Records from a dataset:
——————
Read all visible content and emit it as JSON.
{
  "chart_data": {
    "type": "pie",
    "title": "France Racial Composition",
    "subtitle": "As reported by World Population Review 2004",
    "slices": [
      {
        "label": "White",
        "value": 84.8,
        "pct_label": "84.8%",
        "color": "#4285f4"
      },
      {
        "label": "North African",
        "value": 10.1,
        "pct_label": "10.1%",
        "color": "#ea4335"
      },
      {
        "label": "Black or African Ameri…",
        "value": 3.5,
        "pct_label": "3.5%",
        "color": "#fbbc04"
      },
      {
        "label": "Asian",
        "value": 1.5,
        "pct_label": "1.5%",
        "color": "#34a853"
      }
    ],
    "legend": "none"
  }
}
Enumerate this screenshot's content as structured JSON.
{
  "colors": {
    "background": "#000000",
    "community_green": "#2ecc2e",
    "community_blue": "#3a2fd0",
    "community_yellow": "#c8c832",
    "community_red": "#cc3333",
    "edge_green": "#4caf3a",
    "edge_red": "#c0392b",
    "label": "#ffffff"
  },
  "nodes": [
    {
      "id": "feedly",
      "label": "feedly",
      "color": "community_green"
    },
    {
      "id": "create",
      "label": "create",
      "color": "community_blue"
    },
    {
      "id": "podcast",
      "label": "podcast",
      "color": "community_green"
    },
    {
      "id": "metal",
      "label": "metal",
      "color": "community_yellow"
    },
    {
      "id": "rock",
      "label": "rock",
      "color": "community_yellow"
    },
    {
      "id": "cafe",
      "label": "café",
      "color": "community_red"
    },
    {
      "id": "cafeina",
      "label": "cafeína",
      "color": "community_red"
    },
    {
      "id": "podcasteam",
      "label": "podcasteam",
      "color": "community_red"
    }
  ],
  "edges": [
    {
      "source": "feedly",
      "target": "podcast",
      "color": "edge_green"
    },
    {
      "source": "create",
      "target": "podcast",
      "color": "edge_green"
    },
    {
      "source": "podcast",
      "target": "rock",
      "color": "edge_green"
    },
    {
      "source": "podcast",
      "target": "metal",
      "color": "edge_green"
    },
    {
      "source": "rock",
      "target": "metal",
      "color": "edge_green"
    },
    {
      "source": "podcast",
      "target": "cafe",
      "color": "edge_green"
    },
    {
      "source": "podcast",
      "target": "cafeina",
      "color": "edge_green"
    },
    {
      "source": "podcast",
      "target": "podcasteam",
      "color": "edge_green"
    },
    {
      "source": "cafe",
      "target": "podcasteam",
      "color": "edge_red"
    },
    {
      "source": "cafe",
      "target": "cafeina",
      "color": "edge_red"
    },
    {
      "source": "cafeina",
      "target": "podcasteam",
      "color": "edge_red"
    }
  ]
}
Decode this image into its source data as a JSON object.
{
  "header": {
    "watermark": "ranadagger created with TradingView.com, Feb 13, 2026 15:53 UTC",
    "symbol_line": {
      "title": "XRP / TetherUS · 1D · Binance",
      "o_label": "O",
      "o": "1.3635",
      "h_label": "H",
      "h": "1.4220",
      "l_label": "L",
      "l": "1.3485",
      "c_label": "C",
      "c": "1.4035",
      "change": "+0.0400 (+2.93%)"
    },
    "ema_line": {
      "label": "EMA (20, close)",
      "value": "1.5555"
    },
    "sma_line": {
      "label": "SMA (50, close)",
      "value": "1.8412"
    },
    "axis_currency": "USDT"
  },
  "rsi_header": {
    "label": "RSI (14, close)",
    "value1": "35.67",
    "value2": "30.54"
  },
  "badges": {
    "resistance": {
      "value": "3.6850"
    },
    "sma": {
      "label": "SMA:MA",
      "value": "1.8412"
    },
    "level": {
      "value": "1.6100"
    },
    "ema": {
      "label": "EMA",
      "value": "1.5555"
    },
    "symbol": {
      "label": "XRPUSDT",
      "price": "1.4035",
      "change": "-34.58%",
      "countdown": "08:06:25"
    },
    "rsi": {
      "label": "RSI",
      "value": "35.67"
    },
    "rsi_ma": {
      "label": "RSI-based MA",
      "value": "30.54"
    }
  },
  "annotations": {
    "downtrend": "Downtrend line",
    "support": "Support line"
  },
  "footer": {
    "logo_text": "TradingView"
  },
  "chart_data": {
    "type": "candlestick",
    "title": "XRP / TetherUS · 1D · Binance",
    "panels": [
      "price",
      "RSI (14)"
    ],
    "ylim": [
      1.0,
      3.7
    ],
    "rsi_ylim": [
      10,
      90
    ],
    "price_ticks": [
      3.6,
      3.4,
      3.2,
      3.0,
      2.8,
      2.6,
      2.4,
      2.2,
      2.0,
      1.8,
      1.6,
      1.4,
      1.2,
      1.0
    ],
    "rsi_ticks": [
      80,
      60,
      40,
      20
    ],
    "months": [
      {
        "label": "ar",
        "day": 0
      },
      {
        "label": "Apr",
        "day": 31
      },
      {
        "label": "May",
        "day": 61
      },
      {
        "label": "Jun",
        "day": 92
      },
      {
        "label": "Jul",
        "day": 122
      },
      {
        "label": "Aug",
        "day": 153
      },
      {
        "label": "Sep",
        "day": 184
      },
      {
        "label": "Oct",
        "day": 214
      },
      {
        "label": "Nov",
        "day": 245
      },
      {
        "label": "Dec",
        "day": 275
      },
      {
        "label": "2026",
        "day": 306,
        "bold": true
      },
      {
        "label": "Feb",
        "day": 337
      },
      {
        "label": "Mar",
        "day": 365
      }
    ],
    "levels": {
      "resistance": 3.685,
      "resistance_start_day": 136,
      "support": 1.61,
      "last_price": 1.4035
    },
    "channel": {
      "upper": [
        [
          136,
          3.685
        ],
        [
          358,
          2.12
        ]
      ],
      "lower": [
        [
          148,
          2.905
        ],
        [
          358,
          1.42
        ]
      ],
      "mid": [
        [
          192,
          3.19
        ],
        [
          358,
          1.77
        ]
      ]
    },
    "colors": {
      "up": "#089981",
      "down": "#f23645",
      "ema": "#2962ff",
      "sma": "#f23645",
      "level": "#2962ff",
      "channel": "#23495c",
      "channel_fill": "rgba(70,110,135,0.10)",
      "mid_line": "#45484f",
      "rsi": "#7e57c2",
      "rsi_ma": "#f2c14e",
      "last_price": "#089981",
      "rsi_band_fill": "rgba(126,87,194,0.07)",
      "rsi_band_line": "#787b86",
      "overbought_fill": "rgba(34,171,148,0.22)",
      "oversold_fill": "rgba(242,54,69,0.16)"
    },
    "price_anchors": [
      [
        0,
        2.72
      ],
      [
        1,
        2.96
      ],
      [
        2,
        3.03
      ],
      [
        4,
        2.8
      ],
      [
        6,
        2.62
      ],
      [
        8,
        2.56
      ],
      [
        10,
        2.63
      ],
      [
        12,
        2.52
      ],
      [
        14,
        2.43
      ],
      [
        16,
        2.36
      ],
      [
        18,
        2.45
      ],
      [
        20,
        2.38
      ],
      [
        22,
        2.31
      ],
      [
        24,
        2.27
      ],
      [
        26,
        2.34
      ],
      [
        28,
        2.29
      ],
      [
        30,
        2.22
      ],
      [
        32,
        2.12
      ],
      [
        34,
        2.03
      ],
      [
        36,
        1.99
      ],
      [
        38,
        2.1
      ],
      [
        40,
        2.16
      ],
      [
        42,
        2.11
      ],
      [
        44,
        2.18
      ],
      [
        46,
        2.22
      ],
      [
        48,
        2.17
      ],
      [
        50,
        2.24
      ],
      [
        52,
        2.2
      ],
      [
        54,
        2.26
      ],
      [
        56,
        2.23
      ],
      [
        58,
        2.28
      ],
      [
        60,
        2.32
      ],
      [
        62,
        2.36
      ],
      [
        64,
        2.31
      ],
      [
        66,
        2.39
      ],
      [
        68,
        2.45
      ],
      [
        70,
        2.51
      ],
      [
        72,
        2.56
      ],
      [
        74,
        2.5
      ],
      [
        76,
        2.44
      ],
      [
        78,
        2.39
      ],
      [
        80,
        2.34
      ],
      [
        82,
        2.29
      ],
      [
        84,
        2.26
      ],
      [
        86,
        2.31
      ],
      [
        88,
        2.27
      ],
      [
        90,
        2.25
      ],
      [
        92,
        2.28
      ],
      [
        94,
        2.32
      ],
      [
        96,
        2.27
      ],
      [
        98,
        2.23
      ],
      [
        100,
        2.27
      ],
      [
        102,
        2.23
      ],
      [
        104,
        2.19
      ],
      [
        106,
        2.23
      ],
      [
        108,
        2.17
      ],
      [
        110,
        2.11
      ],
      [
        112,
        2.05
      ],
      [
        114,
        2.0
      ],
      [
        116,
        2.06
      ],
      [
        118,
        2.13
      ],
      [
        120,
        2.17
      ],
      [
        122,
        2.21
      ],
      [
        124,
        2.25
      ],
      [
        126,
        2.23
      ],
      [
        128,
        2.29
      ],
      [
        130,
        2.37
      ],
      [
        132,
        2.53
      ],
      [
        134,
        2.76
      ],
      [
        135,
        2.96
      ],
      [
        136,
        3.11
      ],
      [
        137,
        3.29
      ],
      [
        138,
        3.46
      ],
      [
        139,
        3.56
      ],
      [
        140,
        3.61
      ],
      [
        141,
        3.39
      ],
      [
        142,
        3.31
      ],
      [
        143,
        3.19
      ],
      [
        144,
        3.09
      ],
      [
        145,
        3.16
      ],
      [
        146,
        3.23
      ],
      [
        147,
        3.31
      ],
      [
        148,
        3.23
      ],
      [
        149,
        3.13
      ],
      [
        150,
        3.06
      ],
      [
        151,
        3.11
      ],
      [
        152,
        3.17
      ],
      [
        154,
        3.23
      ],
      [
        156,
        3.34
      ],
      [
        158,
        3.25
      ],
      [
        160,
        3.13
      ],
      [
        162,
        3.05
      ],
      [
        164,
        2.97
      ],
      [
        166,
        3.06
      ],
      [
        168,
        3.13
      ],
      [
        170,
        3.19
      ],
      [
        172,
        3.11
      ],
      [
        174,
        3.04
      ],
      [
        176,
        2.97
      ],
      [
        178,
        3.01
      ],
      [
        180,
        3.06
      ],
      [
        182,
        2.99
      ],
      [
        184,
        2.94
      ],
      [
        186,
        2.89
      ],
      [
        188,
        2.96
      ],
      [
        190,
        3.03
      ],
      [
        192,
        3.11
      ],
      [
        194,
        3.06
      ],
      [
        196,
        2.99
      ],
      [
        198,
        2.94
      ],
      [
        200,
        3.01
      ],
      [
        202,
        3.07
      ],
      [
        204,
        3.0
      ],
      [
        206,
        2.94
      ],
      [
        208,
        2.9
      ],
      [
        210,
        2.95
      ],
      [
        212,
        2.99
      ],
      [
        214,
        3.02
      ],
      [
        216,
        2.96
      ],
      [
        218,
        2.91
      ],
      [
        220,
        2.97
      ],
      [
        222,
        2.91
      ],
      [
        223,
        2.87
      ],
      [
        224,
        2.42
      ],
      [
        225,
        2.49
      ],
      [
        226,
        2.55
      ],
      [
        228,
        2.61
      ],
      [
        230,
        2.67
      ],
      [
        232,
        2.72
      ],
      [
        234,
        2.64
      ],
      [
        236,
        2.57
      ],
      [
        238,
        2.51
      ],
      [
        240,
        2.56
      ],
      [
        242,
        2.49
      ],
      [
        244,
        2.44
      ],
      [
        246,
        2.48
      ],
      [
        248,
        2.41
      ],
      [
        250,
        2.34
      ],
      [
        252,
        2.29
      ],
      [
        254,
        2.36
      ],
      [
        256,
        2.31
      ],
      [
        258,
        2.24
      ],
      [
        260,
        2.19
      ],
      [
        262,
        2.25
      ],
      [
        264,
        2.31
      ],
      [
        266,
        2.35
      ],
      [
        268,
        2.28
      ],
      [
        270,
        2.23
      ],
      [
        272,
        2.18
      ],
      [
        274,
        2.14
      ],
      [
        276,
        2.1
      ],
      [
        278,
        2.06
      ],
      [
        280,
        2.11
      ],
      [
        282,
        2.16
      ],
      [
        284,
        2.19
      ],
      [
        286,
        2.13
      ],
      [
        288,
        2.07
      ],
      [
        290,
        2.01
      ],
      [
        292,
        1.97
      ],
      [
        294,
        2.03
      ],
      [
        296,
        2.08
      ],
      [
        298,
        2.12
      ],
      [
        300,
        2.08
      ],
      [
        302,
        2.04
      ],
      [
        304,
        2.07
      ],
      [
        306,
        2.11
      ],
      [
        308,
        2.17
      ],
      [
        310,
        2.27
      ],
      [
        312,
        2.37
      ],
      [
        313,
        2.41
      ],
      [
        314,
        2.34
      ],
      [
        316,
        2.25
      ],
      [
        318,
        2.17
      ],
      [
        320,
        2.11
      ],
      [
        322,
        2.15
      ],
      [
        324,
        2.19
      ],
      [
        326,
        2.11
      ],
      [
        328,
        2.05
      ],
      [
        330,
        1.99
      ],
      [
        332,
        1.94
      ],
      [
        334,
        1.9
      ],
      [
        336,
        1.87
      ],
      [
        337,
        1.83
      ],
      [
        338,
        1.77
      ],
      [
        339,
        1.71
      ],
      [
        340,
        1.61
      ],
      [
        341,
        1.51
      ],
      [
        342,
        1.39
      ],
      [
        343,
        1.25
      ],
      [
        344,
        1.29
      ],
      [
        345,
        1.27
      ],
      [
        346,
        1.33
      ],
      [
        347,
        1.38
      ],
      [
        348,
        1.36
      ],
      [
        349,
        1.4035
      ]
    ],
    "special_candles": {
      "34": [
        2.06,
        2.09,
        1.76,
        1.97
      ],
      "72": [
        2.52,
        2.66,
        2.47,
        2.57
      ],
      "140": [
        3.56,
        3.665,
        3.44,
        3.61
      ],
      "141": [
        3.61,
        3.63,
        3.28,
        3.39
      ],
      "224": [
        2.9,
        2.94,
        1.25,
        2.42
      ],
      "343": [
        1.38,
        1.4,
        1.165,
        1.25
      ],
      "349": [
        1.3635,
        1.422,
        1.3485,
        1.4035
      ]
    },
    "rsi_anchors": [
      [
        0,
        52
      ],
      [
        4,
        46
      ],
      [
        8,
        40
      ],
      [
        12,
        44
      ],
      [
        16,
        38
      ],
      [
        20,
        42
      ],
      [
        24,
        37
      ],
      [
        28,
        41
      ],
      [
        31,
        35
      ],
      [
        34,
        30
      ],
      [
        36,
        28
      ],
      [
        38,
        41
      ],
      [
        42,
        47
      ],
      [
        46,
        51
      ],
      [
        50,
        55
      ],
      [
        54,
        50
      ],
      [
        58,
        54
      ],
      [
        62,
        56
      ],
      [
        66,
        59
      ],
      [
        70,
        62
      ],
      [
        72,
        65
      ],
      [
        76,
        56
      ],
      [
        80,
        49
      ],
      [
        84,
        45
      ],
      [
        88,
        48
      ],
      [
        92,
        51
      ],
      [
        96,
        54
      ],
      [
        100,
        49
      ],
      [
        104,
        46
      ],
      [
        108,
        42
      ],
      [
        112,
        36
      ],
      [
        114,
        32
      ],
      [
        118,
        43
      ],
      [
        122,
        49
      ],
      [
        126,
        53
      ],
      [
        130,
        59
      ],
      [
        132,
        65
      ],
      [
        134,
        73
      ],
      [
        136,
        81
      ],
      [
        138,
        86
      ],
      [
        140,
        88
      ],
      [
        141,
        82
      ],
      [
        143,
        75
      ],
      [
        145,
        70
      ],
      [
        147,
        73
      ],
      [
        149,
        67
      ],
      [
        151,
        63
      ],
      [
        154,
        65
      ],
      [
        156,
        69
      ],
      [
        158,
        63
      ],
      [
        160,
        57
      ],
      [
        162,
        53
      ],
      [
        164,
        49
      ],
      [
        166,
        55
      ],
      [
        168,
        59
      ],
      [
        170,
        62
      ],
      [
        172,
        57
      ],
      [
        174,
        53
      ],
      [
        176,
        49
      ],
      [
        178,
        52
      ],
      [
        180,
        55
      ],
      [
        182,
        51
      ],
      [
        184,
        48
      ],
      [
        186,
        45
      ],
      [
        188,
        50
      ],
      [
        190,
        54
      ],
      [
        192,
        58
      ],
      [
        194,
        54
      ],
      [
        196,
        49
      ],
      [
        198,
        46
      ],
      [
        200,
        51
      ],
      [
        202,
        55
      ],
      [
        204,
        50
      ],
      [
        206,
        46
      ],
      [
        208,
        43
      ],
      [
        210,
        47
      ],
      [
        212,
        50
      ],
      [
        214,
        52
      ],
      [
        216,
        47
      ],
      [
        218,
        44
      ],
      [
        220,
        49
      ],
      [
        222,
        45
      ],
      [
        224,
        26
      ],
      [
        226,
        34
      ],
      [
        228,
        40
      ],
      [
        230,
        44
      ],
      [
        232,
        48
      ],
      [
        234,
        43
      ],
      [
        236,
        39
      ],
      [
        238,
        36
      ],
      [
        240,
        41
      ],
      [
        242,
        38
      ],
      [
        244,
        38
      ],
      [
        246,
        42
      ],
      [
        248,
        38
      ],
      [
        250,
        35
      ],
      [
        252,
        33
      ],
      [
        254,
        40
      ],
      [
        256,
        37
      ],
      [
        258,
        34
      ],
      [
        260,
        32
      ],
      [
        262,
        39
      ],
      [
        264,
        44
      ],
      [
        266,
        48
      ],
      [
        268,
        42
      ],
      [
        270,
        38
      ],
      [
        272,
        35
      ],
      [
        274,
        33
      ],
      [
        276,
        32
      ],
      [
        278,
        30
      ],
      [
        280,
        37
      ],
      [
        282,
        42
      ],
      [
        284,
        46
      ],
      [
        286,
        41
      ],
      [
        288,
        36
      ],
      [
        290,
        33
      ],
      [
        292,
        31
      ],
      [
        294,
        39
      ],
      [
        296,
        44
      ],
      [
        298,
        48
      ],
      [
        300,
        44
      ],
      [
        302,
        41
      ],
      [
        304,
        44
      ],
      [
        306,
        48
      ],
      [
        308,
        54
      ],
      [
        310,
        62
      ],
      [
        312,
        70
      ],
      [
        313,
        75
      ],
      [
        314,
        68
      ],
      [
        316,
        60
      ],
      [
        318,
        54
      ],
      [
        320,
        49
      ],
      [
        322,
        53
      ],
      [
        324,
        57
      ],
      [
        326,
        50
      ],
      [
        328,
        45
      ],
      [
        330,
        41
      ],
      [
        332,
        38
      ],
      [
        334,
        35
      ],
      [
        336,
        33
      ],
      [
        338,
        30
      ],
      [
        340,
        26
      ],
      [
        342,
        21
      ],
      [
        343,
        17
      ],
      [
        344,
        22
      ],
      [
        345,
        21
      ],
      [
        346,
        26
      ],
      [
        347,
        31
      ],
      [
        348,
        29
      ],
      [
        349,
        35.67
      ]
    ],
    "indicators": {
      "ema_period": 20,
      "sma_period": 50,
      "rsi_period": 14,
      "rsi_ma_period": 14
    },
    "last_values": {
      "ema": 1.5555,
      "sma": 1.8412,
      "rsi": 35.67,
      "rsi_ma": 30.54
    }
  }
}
——————
▶ **TASK INSTRUCTIONS**: Which lines include "African"? Copy each of them out.

▶ **RESULT**:
        "label": "North African",
        "label": "Black or African Ameri…",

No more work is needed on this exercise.